EXERCISE PROMPT » Please output every line of the material as it stands, without the pictures.

[Extracts from a graphics dataset]
+---+

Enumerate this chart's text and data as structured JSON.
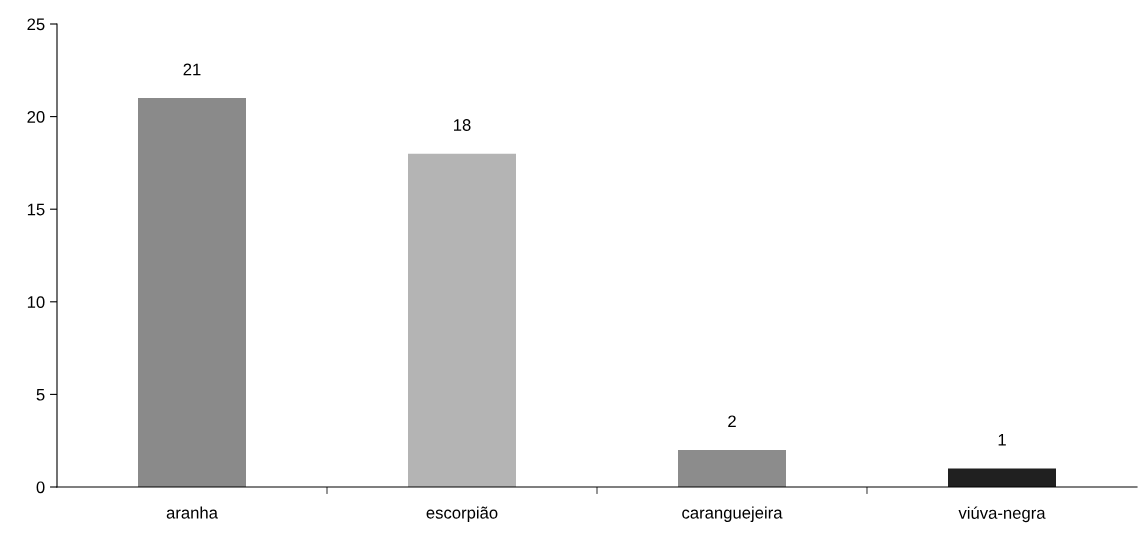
{
  "chart_data": {
    "type": "bar",
    "categories": [
      "aranha",
      "escorpião",
      "caranguejeira",
      "viúva-negra"
    ],
    "values": [
      21,
      18,
      2,
      1
    ],
    "colors": [
      "#8a8a8a",
      "#b4b4b4",
      "#8c8c8c",
      "#202020"
    ],
    "ylim": [
      0,
      25
    ],
    "yticks": [
      0,
      5,
      10,
      15,
      20,
      25
    ],
    "data_labels": true,
    "grid": false,
    "legend": false
  }
}
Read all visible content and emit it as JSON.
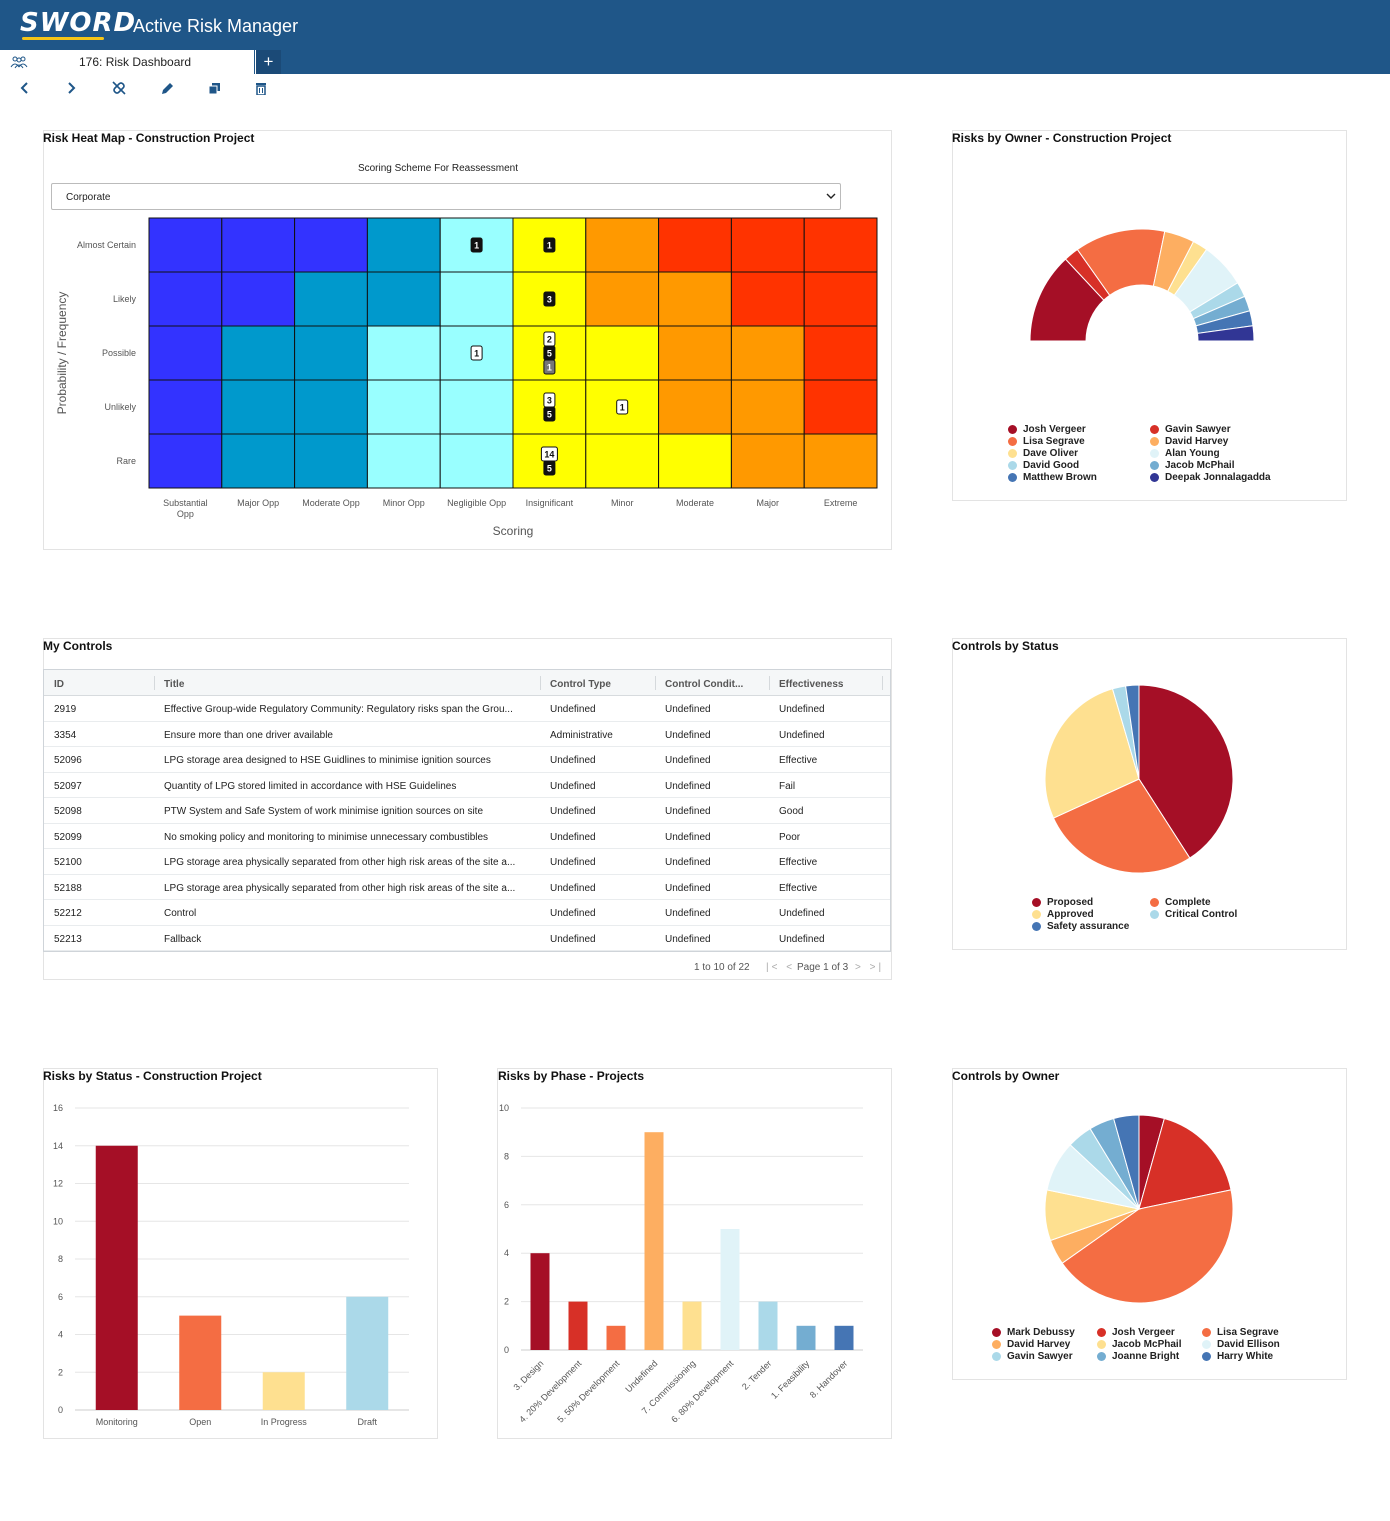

+---+

EXERCISE OUTPUT »
Enumerate this chart's text and data as structured JSON.
{
  "chart_data": {
    "type": "bar",
    "categories": [
      "aranha",
      "escorpião",
      "caranguejeira",
      "viúva-negra"
    ],
    "values": [
      21,
      18,
      2,
      1
    ],
    "colors": [
      "#8a8a8a",
      "#b4b4b4",
      "#8c8c8c",
      "#202020"
    ],
    "ylim": [
      0,
      25
    ],
    "yticks": [
      0,
      5,
      10,
      15,
      20,
      25
    ],
    "data_labels": true,
    "grid": false,
    "legend": false
  }
}
Read all visible content and emit it as JSON.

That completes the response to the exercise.